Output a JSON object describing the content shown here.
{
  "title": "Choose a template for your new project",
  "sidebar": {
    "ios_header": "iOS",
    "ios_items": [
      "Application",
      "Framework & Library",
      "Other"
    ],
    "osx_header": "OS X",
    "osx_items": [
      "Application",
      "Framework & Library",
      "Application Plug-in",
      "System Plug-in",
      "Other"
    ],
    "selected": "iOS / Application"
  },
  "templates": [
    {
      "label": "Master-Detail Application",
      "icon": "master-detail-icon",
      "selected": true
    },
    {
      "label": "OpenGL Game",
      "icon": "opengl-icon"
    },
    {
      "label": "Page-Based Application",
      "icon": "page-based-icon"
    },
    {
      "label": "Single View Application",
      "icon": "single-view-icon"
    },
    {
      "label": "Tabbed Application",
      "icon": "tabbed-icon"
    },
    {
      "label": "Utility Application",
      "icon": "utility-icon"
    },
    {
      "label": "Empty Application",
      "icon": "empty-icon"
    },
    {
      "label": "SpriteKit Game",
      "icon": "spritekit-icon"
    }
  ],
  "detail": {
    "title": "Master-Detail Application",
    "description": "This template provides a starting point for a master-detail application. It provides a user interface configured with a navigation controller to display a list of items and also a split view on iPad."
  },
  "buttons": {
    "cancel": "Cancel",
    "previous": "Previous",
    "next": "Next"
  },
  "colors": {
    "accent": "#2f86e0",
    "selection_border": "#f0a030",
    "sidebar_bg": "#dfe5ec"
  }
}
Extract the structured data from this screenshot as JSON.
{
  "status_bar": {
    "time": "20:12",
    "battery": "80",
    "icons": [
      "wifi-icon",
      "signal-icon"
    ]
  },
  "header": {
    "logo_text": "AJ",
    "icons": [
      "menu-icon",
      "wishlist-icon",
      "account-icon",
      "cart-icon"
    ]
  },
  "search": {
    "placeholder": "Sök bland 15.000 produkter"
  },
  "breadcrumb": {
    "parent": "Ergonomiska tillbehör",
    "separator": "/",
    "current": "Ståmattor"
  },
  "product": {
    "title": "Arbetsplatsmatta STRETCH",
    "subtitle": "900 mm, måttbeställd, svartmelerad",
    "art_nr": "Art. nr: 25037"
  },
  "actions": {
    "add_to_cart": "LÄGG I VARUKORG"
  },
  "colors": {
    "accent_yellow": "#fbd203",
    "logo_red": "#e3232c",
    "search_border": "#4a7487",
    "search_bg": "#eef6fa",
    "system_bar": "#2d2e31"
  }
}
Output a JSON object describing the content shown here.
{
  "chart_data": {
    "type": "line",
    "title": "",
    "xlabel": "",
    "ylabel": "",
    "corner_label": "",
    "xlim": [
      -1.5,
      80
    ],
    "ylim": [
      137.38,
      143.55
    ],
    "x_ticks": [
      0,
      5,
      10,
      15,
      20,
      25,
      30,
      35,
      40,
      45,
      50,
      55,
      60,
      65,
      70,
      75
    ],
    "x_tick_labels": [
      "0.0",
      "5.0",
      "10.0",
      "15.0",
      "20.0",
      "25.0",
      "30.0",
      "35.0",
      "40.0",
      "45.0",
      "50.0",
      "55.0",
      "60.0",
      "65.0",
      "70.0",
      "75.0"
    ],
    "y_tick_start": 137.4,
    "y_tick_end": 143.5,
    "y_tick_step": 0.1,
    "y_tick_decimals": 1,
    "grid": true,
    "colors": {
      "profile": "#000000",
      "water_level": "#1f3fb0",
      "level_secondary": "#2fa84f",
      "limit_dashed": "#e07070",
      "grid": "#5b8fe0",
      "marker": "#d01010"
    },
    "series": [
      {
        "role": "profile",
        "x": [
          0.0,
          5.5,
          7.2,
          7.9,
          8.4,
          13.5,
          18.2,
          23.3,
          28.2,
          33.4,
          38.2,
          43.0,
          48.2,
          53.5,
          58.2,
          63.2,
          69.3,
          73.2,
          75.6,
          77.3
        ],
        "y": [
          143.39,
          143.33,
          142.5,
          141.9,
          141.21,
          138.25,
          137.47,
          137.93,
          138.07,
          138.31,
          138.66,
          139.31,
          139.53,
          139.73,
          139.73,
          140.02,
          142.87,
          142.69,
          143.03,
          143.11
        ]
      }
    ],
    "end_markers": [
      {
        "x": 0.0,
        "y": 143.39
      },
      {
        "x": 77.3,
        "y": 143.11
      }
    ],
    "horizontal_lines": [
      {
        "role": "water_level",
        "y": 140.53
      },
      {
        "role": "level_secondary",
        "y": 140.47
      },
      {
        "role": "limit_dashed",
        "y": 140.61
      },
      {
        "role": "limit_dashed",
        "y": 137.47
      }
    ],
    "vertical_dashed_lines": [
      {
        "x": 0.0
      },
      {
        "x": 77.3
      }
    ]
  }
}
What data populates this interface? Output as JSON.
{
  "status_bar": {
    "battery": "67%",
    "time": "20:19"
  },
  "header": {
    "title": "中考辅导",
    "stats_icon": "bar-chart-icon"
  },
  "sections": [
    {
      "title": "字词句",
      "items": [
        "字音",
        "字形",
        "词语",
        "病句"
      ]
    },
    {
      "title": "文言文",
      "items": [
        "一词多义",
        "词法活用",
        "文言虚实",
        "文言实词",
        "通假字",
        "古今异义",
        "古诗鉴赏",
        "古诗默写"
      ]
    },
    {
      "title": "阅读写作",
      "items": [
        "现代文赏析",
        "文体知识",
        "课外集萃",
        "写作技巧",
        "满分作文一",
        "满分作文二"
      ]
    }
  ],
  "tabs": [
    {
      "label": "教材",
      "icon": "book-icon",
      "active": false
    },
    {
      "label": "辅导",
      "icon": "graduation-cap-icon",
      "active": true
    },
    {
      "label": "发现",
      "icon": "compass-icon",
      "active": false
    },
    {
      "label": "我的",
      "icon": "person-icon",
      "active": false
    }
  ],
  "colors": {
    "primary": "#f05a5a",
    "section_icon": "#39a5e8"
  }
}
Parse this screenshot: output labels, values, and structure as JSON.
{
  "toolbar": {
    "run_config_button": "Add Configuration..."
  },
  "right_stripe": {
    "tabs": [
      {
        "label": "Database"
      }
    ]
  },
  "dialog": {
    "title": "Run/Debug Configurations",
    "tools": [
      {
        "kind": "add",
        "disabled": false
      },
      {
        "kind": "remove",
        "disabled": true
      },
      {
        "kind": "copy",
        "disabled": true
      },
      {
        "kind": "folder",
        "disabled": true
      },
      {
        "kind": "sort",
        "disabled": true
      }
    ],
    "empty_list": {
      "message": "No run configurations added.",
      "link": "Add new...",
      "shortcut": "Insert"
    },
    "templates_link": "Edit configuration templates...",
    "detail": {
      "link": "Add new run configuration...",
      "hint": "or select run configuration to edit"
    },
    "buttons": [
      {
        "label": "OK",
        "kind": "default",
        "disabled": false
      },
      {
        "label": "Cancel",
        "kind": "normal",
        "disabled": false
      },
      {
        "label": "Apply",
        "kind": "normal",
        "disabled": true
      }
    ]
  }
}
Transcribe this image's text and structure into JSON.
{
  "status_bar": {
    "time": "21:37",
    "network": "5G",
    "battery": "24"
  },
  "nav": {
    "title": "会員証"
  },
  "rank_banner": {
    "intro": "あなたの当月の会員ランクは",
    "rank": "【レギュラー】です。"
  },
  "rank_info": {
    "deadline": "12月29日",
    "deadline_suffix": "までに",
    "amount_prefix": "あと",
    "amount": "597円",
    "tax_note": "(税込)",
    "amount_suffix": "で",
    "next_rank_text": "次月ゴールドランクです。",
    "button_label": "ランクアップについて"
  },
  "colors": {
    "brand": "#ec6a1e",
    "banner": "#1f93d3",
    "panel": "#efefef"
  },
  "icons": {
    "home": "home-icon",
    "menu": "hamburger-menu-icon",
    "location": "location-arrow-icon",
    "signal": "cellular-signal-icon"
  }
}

What the task requires »
Everything in the listing above should be restated exactly.

Solution »
Output a JSON object describing the content shown here.
{
  "title": "Choose a template for your new project",
  "sidebar": {
    "ios_header": "iOS",
    "ios_items": [
      "Application",
      "Framework & Library",
      "Other"
    ],
    "osx_header": "OS X",
    "osx_items": [
      "Application",
      "Framework & Library",
      "Application Plug-in",
      "System Plug-in",
      "Other"
    ],
    "selected": "iOS / Application"
  },
  "templates": [
    {
      "label": "Master-Detail Application",
      "icon": "master-detail-icon",
      "selected": true
    },
    {
      "label": "OpenGL Game",
      "icon": "opengl-icon"
    },
    {
      "label": "Page-Based Application",
      "icon": "page-based-icon"
    },
    {
      "label": "Single View Application",
      "icon": "single-view-icon"
    },
    {
      "label": "Tabbed Application",
      "icon": "tabbed-icon"
    },
    {
      "label": "Utility Application",
      "icon": "utility-icon"
    },
    {
      "label": "Empty Application",
      "icon": "empty-icon"
    },
    {
      "label": "SpriteKit Game",
      "icon": "spritekit-icon"
    }
  ],
  "detail": {
    "title": "Master-Detail Application",
    "description": "This template provides a starting point for a master-detail application. It provides a user interface configured with a navigation controller to display a list of items and also a split view on iPad."
  },
  "buttons": {
    "cancel": "Cancel",
    "previous": "Previous",
    "next": "Next"
  },
  "colors": {
    "accent": "#2f86e0",
    "selection_border": "#f0a030",
    "sidebar_bg": "#dfe5ec"
  }
}
Extract the structured data from this screenshot as JSON.
{
  "status_bar": {
    "time": "20:12",
    "battery": "80",
    "icons": [
      "wifi-icon",
      "signal-icon"
    ]
  },
  "header": {
    "logo_text": "AJ",
    "icons": [
      "menu-icon",
      "wishlist-icon",
      "account-icon",
      "cart-icon"
    ]
  },
  "search": {
    "placeholder": "Sök bland 15.000 produkter"
  },
  "breadcrumb": {
    "parent": "Ergonomiska tillbehör",
    "separator": "/",
    "current": "Ståmattor"
  },
  "product": {
    "title": "Arbetsplatsmatta STRETCH",
    "subtitle": "900 mm, måttbeställd, svartmelerad",
    "art_nr": "Art. nr: 25037"
  },
  "actions": {
    "add_to_cart": "LÄGG I VARUKORG"
  },
  "colors": {
    "accent_yellow": "#fbd203",
    "logo_red": "#e3232c",
    "search_border": "#4a7487",
    "search_bg": "#eef6fa",
    "system_bar": "#2d2e31"
  }
}
Output a JSON object describing the content shown here.
{
  "chart_data": {
    "type": "line",
    "title": "",
    "xlabel": "",
    "ylabel": "",
    "corner_label": "",
    "xlim": [
      -1.5,
      80
    ],
    "ylim": [
      137.38,
      143.55
    ],
    "x_ticks": [
      0,
      5,
      10,
      15,
      20,
      25,
      30,
      35,
      40,
      45,
      50,
      55,
      60,
      65,
      70,
      75
    ],
    "x_tick_labels": [
      "0.0",
      "5.0",
      "10.0",
      "15.0",
      "20.0",
      "25.0",
      "30.0",
      "35.0",
      "40.0",
      "45.0",
      "50.0",
      "55.0",
      "60.0",
      "65.0",
      "70.0",
      "75.0"
    ],
    "y_tick_start": 137.4,
    "y_tick_end": 143.5,
    "y_tick_step": 0.1,
    "y_tick_decimals": 1,
    "grid": true,
    "colors": {
      "profile": "#000000",
      "water_level": "#1f3fb0",
      "level_secondary": "#2fa84f",
      "limit_dashed": "#e07070",
      "grid": "#5b8fe0",
      "marker": "#d01010"
    },
    "series": [
      {
        "role": "profile",
        "x": [
          0.0,
          5.5,
          7.2,
          7.9,
          8.4,
          13.5,
          18.2,
          23.3,
          28.2,
          33.4,
          38.2,
          43.0,
          48.2,
          53.5,
          58.2,
          63.2,
          69.3,
          73.2,
          75.6,
          77.3
        ],
        "y": [
          143.39,
          143.33,
          142.5,
          141.9,
          141.21,
          138.25,
          137.47,
          137.93,
          138.07,
          138.31,
          138.66,
          139.31,
          139.53,
          139.73,
          139.73,
          140.02,
          142.87,
          142.69,
          143.03,
          143.11
        ]
      }
    ],
    "end_markers": [
      {
        "x": 0.0,
        "y": 143.39
      },
      {
        "x": 77.3,
        "y": 143.11
      }
    ],
    "horizontal_lines": [
      {
        "role": "water_level",
        "y": 140.53
      },
      {
        "role": "level_secondary",
        "y": 140.47
      },
      {
        "role": "limit_dashed",
        "y": 140.61
      },
      {
        "role": "limit_dashed",
        "y": 137.47
      }
    ],
    "vertical_dashed_lines": [
      {
        "x": 0.0
      },
      {
        "x": 77.3
      }
    ]
  }
}
What data populates this interface? Output as JSON.
{
  "status_bar": {
    "battery": "67%",
    "time": "20:19"
  },
  "header": {
    "title": "中考辅导",
    "stats_icon": "bar-chart-icon"
  },
  "sections": [
    {
      "title": "字词句",
      "items": [
        "字音",
        "字形",
        "词语",
        "病句"
      ]
    },
    {
      "title": "文言文",
      "items": [
        "一词多义",
        "词法活用",
        "文言虚实",
        "文言实词",
        "通假字",
        "古今异义",
        "古诗鉴赏",
        "古诗默写"
      ]
    },
    {
      "title": "阅读写作",
      "items": [
        "现代文赏析",
        "文体知识",
        "课外集萃",
        "写作技巧",
        "满分作文一",
        "满分作文二"
      ]
    }
  ],
  "tabs": [
    {
      "label": "教材",
      "icon": "book-icon",
      "active": false
    },
    {
      "label": "辅导",
      "icon": "graduation-cap-icon",
      "active": true
    },
    {
      "label": "发现",
      "icon": "compass-icon",
      "active": false
    },
    {
      "label": "我的",
      "icon": "person-icon",
      "active": false
    }
  ],
  "colors": {
    "primary": "#f05a5a",
    "section_icon": "#39a5e8"
  }
}
Parse this screenshot: output labels, values, and structure as JSON.
{
  "toolbar": {
    "run_config_button": "Add Configuration..."
  },
  "right_stripe": {
    "tabs": [
      {
        "label": "Database"
      }
    ]
  },
  "dialog": {
    "title": "Run/Debug Configurations",
    "tools": [
      {
        "kind": "add",
        "disabled": false
      },
      {
        "kind": "remove",
        "disabled": true
      },
      {
        "kind": "copy",
        "disabled": true
      },
      {
        "kind": "folder",
        "disabled": true
      },
      {
        "kind": "sort",
        "disabled": true
      }
    ],
    "empty_list": {
      "message": "No run configurations added.",
      "link": "Add new...",
      "shortcut": "Insert"
    },
    "templates_link": "Edit configuration templates...",
    "detail": {
      "link": "Add new run configuration...",
      "hint": "or select run configuration to edit"
    },
    "buttons": [
      {
        "label": "OK",
        "kind": "default",
        "disabled": false
      },
      {
        "label": "Cancel",
        "kind": "normal",
        "disabled": false
      },
      {
        "label": "Apply",
        "kind": "normal",
        "disabled": true
      }
    ]
  }
}
Transcribe this image's text and structure into JSON.
{
  "status_bar": {
    "time": "21:37",
    "network": "5G",
    "battery": "24"
  },
  "nav": {
    "title": "会員証"
  },
  "rank_banner": {
    "intro": "あなたの当月の会員ランクは",
    "rank": "【レギュラー】です。"
  },
  "rank_info": {
    "deadline": "12月29日",
    "deadline_suffix": "までに",
    "amount_prefix": "あと",
    "amount": "597円",
    "tax_note": "(税込)",
    "amount_suffix": "で",
    "next_rank_text": "次月ゴールドランクです。",
    "button_label": "ランクアップについて"
  },
  "colors": {
    "brand": "#ec6a1e",
    "banner": "#1f93d3",
    "panel": "#efefef"
  },
  "icons": {
    "home": "home-icon",
    "menu": "hamburger-menu-icon",
    "location": "location-arrow-icon",
    "signal": "cellular-signal-icon"
  }
}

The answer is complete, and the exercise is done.